Write the material out again in full, word for word. Do not include the pictures.

[Collected data]
*****

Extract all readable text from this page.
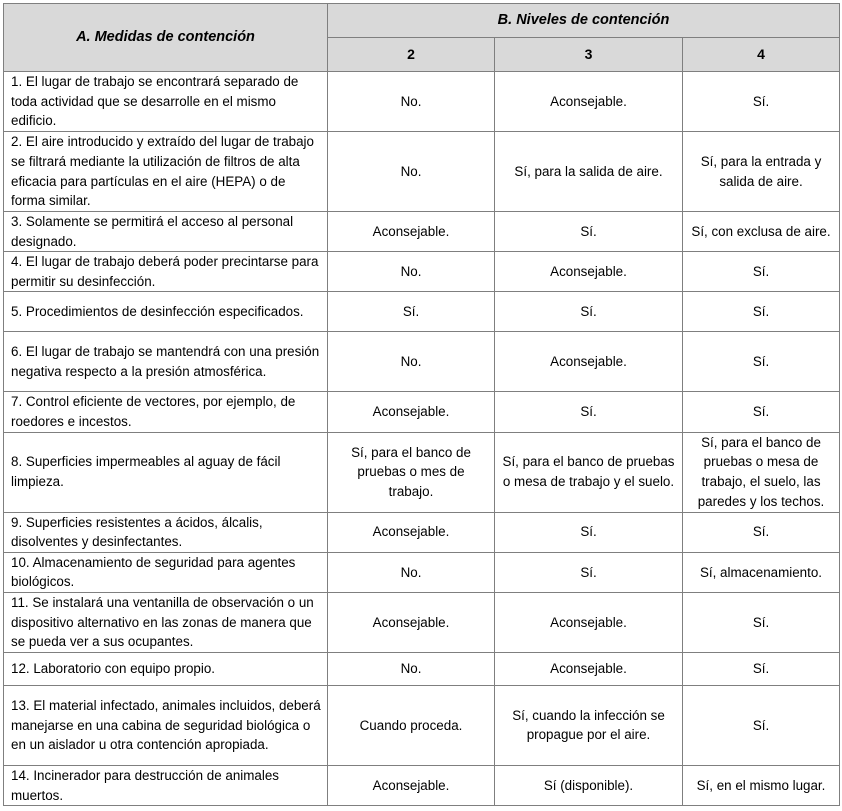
A. Medidas de contención	B. Niveles de contención		
	2	3	4
1. El lugar de trabajo se encontrará separado de toda actividad que se desarrolle en el mismo edificio.	No.	Aconsejable.	Sí.
2. El aire introducido y extraído del lugar de trabajo se filtrará mediante la utilización de filtros de alta eficacia para partículas en el aire (HEPA) o de forma similar.	No.	Sí, para la salida de aire.	Sí, para la entrada y salida de aire.
3. Solamente se permitirá el acceso al personal designado.	Aconsejable.	Sí.	Sí, con exclusa de aire.
4. El lugar de trabajo deberá poder precintarse para permitir su desinfección.	No.	Aconsejable.	Sí.
5. Procedimientos de desinfección especificados.	Sí.	Sí.	Sí.
6. El lugar de trabajo se mantendrá con una presión negativa respecto a la presión atmosférica.	No.	Aconsejable.	Sí.
7. Control eficiente de vectores, por ejemplo, de roedores e incestos.	Aconsejable.	Sí.	Sí.
8. Superficies impermeables al aguay de fácil limpieza.	Sí, para el banco de pruebas o mes de trabajo.	Sí, para el banco de pruebas o mesa de trabajo y el suelo.	Sí, para el banco de pruebas o mesa de trabajo, el suelo, las paredes y los techos.
9. Superficies resistentes a ácidos, álcalis, disolventes y desinfectantes.	Aconsejable.	Sí.	Sí.
10. Almacenamiento de seguridad para agentes biológicos.	No.	Sí.	Sí, almacenamiento.
11. Se instalará una ventanilla de observación o un dispositivo alternativo en las zonas de manera que se pueda ver a sus ocupantes.	Aconsejable.	Aconsejable.	Sí.
12. Laboratorio con equipo propio.	No.	Aconsejable.	Sí.
13. El material infectado, animales incluidos, deberá manejarse en una cabina de seguridad biológica o en un aislador u otra contención apropiada.	Cuando proceda.	Sí, cuando la infección se propague por el aire.	Sí.
14. Incinerador para destrucción de animales muertos.	Aconsejable.	Sí (disponible).	Sí, en el mismo lugar.
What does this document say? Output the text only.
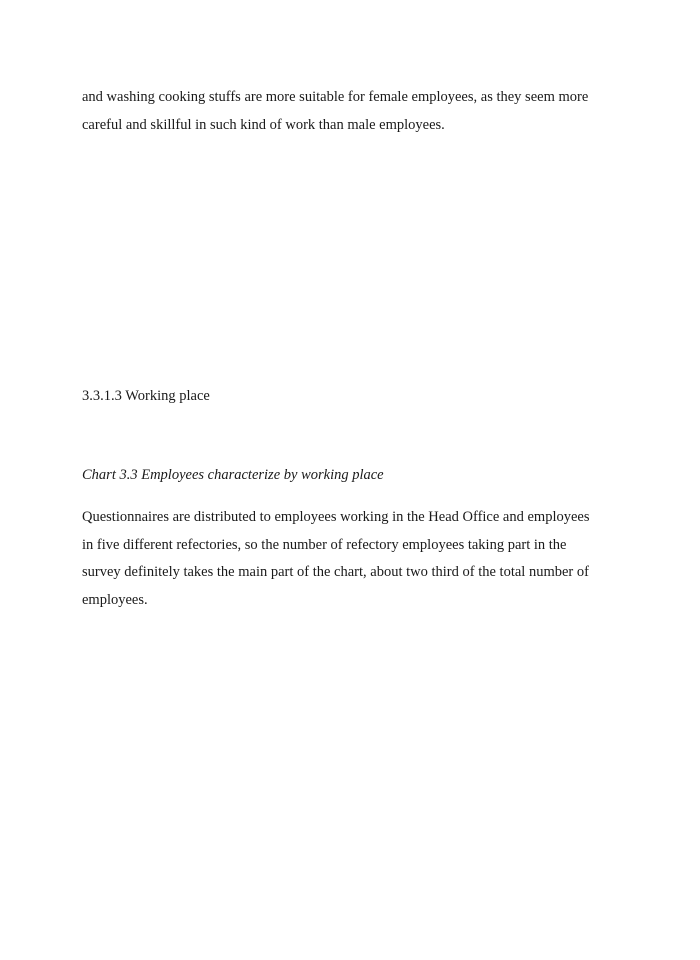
and washing cooking stuffs are more suitable for female employees, as they seem more
careful and skillful in such kind of work than male employees.

3.3.1.3 Working place
Chart 3.3 Employees characterize by working place

Questionnaires are distributed to employees working in the Head Office and employees
in five different refectories, so the number of refectory employees taking part in the
survey definitely takes the main part of the chart, about two third of the total number of
employees.
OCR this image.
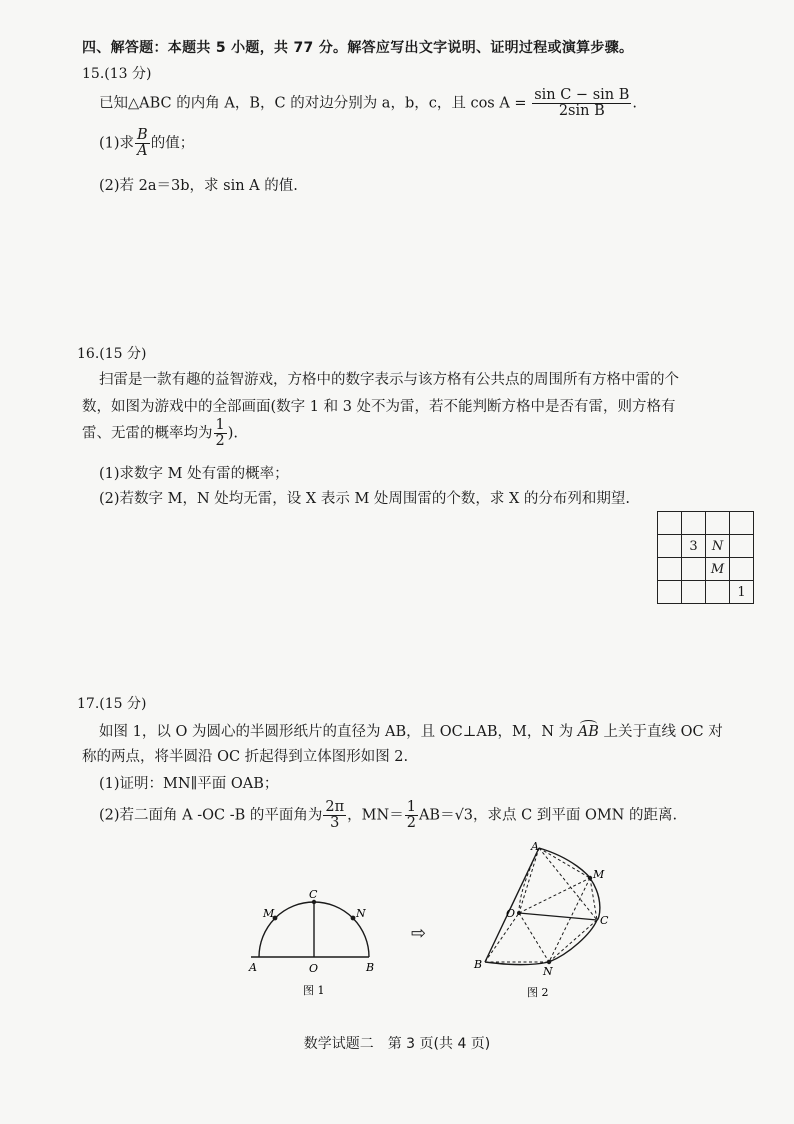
四、解答题：本题共 5 小题，共 77 分。解答应写出文字说明、证明过程或演算步骤。
15.(13 分)
已知△ABC 的内角 A，B，C 的对边分别为 a，b，c，且 $\cos A = \frac{\text{sin C − sin B}}{\text{2sin B}}$ .
(1)求 $\frac{B}{A}$ 的值；
(2)若 2a＝3b，求 sin A 的值.
16.(15 分)
扫雷是一款有趣的益智游戏，方格中的数字表示与该方格有公共点的周围所有方格中雷的个
数，如图为游戏中的全部画面(数字 1 和 3 处不为雷，若不能判断方格中是否有雷，则方格有
雷、无雷的概率均为 $\frac{1}{2}$ ).
(1)求数字 M 处有雷的概率；
(2)若数字 M，N 处均无雷，设 X 表示 M 处周围雷的个数，求 X 的分布列和期望.

	3	N	
		M	
			1
17.(15 分)
如图 1，以 O 为圆心的半圆形纸片的直径为 AB，且 OC⊥AB，M，N 为 AB 上关于直线 OC 对
称的两点，将半圆沿 OC 折起得到立体图形如图 2.
(1)证明：MN∥平面 OAB；
(2)若二面角 A -OC -B 的平面角为 $\frac{2\pi}{3}$ ，$MN= \frac{1}{2} AB=√3$，求点 C 到平面 OMN 的距离.
A	B
O
C
M	N
图 1
⇨
A
B
O
C
M
N
图 2
数学试题二　第 3 页(共 4 页)
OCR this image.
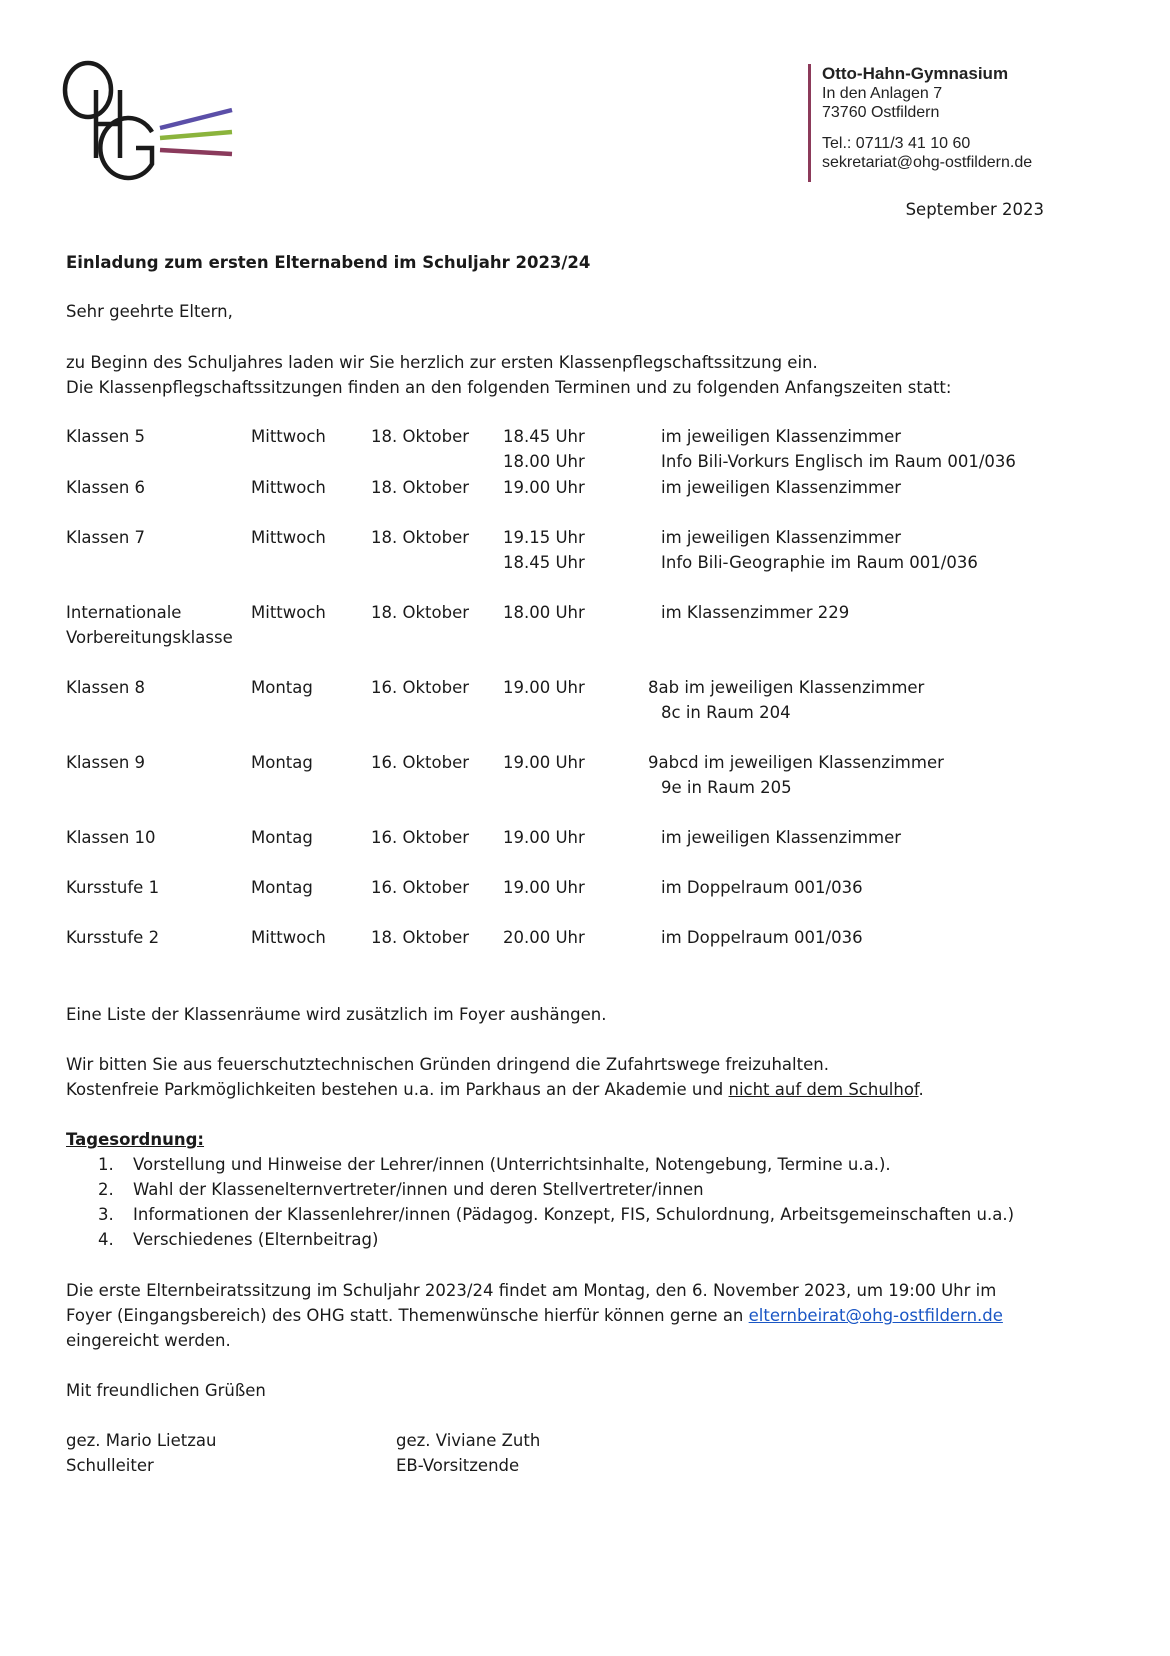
Otto-Hahn-Gymnasium
In den Anlagen 7
73760 Ostfildern
Tel.: 0711/3 41 10 60
sekretariat@ohg-ostfildern.de
September 2023
Einladung zum ersten Elternabend im Schuljahr 2023/24
Sehr geehrte Eltern,
zu Beginn des Schuljahres laden wir Sie herzlich zur ersten Klassenpflegschaftssitzung ein.
Die Klassenpflegschaftssitzungen finden an den folgenden Terminen und zu folgenden Anfangszeiten statt:
Klassen 5	Mittwoch	18. Oktober 18.45 Uhr	im jeweiligen Klassenzimmer
18.00 Uhr	Info Bili-Vorkurs Englisch im Raum 001/036
Klassen 6	Mittwoch	18. Oktober 19.00 Uhr	im jeweiligen Klassenzimmer
Klassen 7	Mittwoch	18. Oktober 19.15 Uhr	im jeweiligen Klassenzimmer
18.45 Uhr	Info Bili-Geographie im Raum 001/036
Internationale	Mittwoch	18. Oktober 18.00 Uhr	im Klassenzimmer 229
Vorbereitungsklasse
Klassen 8	Montag	16. Oktober 19.00 Uhr	8ab im jeweiligen Klassenzimmer
8c in Raum 204
Klassen 9	Montag	16. Oktober 19.00 Uhr	9abcd im jeweiligen Klassenzimmer
9e in Raum 205
Klassen 10	Montag	16. Oktober 19.00 Uhr	im jeweiligen Klassenzimmer
Kursstufe 1	Montag	16. Oktober 19.00 Uhr	im Doppelraum 001/036
Kursstufe 2	Mittwoch	18. Oktober 20.00 Uhr	im Doppelraum 001/036
Eine Liste der Klassenräume wird zusätzlich im Foyer aushängen.
Wir bitten Sie aus feuerschutztechnischen Gründen dringend die Zufahrtswege freizuhalten.
Kostenfreie Parkmöglichkeiten bestehen u.a. im Parkhaus an der Akademie und nicht auf dem Schulhof.
Tagesordnung:
1. Vorstellung und Hinweise der Lehrer/innen (Unterrichtsinhalte, Notengebung, Termine u.a.).
2. Wahl der Klassenelternvertreter/innen und deren Stellvertreter/innen
3. Informationen der Klassenlehrer/innen (Pädagog. Konzept, FIS, Schulordnung, Arbeitsgemeinschaften u.a.)
4. Verschiedenes (Elternbeitrag)
Die erste Elternbeiratssitzung im Schuljahr 2023/24 findet am Montag, den 6. November 2023, um 19:00 Uhr im
Foyer (Eingangsbereich) des OHG statt. Themenwünsche hierfür können gerne an elternbeirat@ohg-ostfildern.de
eingereicht werden.
Mit freundlichen Grüßen
gez. Mario Lietzau
Schulleiter
gez. Viviane Zuth
EB-Vorsitzende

*****

● **Right answer**
Extract all readable text from this page.
A. Medidas de contención	B. Niveles de contención		
	2	3	4
1. El lugar de trabajo se encontrará separado de toda actividad que se desarrolle en el mismo edificio.	No.	Aconsejable.	Sí.
2. El aire introducido y extraído del lugar de trabajo se filtrará mediante la utilización de filtros de alta eficacia para partículas en el aire (HEPA) o de forma similar.	No.	Sí, para la salida de aire.	Sí, para la entrada y salida de aire.
3. Solamente se permitirá el acceso al personal designado.	Aconsejable.	Sí.	Sí, con exclusa de aire.
4. El lugar de trabajo deberá poder precintarse para permitir su desinfección.	No.	Aconsejable.	Sí.
5. Procedimientos de desinfección especificados.	Sí.	Sí.	Sí.
6. El lugar de trabajo se mantendrá con una presión negativa respecto a la presión atmosférica.	No.	Aconsejable.	Sí.
7. Control eficiente de vectores, por ejemplo, de roedores e incestos.	Aconsejable.	Sí.	Sí.
8. Superficies impermeables al aguay de fácil limpieza.	Sí, para el banco de pruebas o mes de trabajo.	Sí, para el banco de pruebas o mesa de trabajo y el suelo.	Sí, para el banco de pruebas o mesa de trabajo, el suelo, las paredes y los techos.
9. Superficies resistentes a ácidos, álcalis, disolventes y desinfectantes.	Aconsejable.	Sí.	Sí.
10. Almacenamiento de seguridad para agentes biológicos.	No.	Sí.	Sí, almacenamiento.
11. Se instalará una ventanilla de observación o un dispositivo alternativo en las zonas de manera que se pueda ver a sus ocupantes.	Aconsejable.	Aconsejable.	Sí.
12. Laboratorio con equipo propio.	No.	Aconsejable.	Sí.
13. El material infectado, animales incluidos, deberá manejarse en una cabina de seguridad biológica o en un aislador u otra contención apropiada.	Cuando proceda.	Sí, cuando la infección se propague por el aire.	Sí.
14. Incinerador para destrucción de animales muertos.	Aconsejable.	Sí (disponible).	Sí, en el mismo lugar.
What does this document say? Output the text only.
and washing cooking stuffs are more suitable for female employees, as they seem more
careful and skillful in such kind of work than male employees.

3.3.1.3 Working place
Chart 3.3 Employees characterize by working place

Questionnaires are distributed to employees working in the Head Office and employees
in five different refectories, so the number of refectory employees taking part in the
survey definitely takes the main part of the chart, about two third of the total number of
employees.
OCR this image.
四、解答题：本题共 5 小题，共 77 分。解答应写出文字说明、证明过程或演算步骤。
15.(13 分)
已知△ABC 的内角 A，B，C 的对边分别为 a，b，c，且 $\cos A = \frac{\text{sin C − sin B}}{\text{2sin B}}$ .
(1)求 $\frac{B}{A}$ 的值；
(2)若 2a＝3b，求 sin A 的值.
16.(15 分)
扫雷是一款有趣的益智游戏，方格中的数字表示与该方格有公共点的周围所有方格中雷的个
数，如图为游戏中的全部画面(数字 1 和 3 处不为雷，若不能判断方格中是否有雷，则方格有
雷、无雷的概率均为 $\frac{1}{2}$ ).
(1)求数字 M 处有雷的概率；
(2)若数字 M，N 处均无雷，设 X 表示 M 处周围雷的个数，求 X 的分布列和期望.

	3	N	
		M	
			1
17.(15 分)
如图 1，以 O 为圆心的半圆形纸片的直径为 AB，且 OC⊥AB，M，N 为 AB 上关于直线 OC 对
称的两点，将半圆沿 OC 折起得到立体图形如图 2.
(1)证明：MN∥平面 OAB；
(2)若二面角 A -OC -B 的平面角为 $\frac{2\pi}{3}$ ，$MN= \frac{1}{2} AB=√3$，求点 C 到平面 OMN 的距离.
A	B
O
C
M	N
图 1
⇨
A
B
O
C
M
N
图 2
数学试题二　第 3 页(共 4 页)
OCR this image.
Otto-Hahn-Gymnasium
In den Anlagen 7
73760 Ostfildern
Tel.: 0711/3 41 10 60
sekretariat@ohg-ostfildern.de
September 2023
Einladung zum ersten Elternabend im Schuljahr 2023/24
Sehr geehrte Eltern,
zu Beginn des Schuljahres laden wir Sie herzlich zur ersten Klassenpflegschaftssitzung ein.
Die Klassenpflegschaftssitzungen finden an den folgenden Terminen und zu folgenden Anfangszeiten statt:
Klassen 5	Mittwoch	18. Oktober 18.45 Uhr	im jeweiligen Klassenzimmer
18.00 Uhr	Info Bili-Vorkurs Englisch im Raum 001/036
Klassen 6	Mittwoch	18. Oktober 19.00 Uhr	im jeweiligen Klassenzimmer
Klassen 7	Mittwoch	18. Oktober 19.15 Uhr	im jeweiligen Klassenzimmer
18.45 Uhr	Info Bili-Geographie im Raum 001/036
Internationale	Mittwoch	18. Oktober 18.00 Uhr	im Klassenzimmer 229
Vorbereitungsklasse
Klassen 8	Montag	16. Oktober 19.00 Uhr	8ab im jeweiligen Klassenzimmer
8c in Raum 204
Klassen 9	Montag	16. Oktober 19.00 Uhr	9abcd im jeweiligen Klassenzimmer
9e in Raum 205
Klassen 10	Montag	16. Oktober 19.00 Uhr	im jeweiligen Klassenzimmer
Kursstufe 1	Montag	16. Oktober 19.00 Uhr	im Doppelraum 001/036
Kursstufe 2	Mittwoch	18. Oktober 20.00 Uhr	im Doppelraum 001/036
Eine Liste der Klassenräume wird zusätzlich im Foyer aushängen.
Wir bitten Sie aus feuerschutztechnischen Gründen dringend die Zufahrtswege freizuhalten.
Kostenfreie Parkmöglichkeiten bestehen u.a. im Parkhaus an der Akademie und nicht auf dem Schulhof.
Tagesordnung:
1. Vorstellung und Hinweise der Lehrer/innen (Unterrichtsinhalte, Notengebung, Termine u.a.).
2. Wahl der Klassenelternvertreter/innen und deren Stellvertreter/innen
3. Informationen der Klassenlehrer/innen (Pädagog. Konzept, FIS, Schulordnung, Arbeitsgemeinschaften u.a.)
4. Verschiedenes (Elternbeitrag)
Die erste Elternbeiratssitzung im Schuljahr 2023/24 findet am Montag, den 6. November 2023, um 19:00 Uhr im
Foyer (Eingangsbereich) des OHG statt. Themenwünsche hierfür können gerne an elternbeirat@ohg-ostfildern.de
eingereicht werden.
Mit freundlichen Grüßen
gez. Mario Lietzau
Schulleiter
gez. Viviane Zuth
EB-Vorsitzende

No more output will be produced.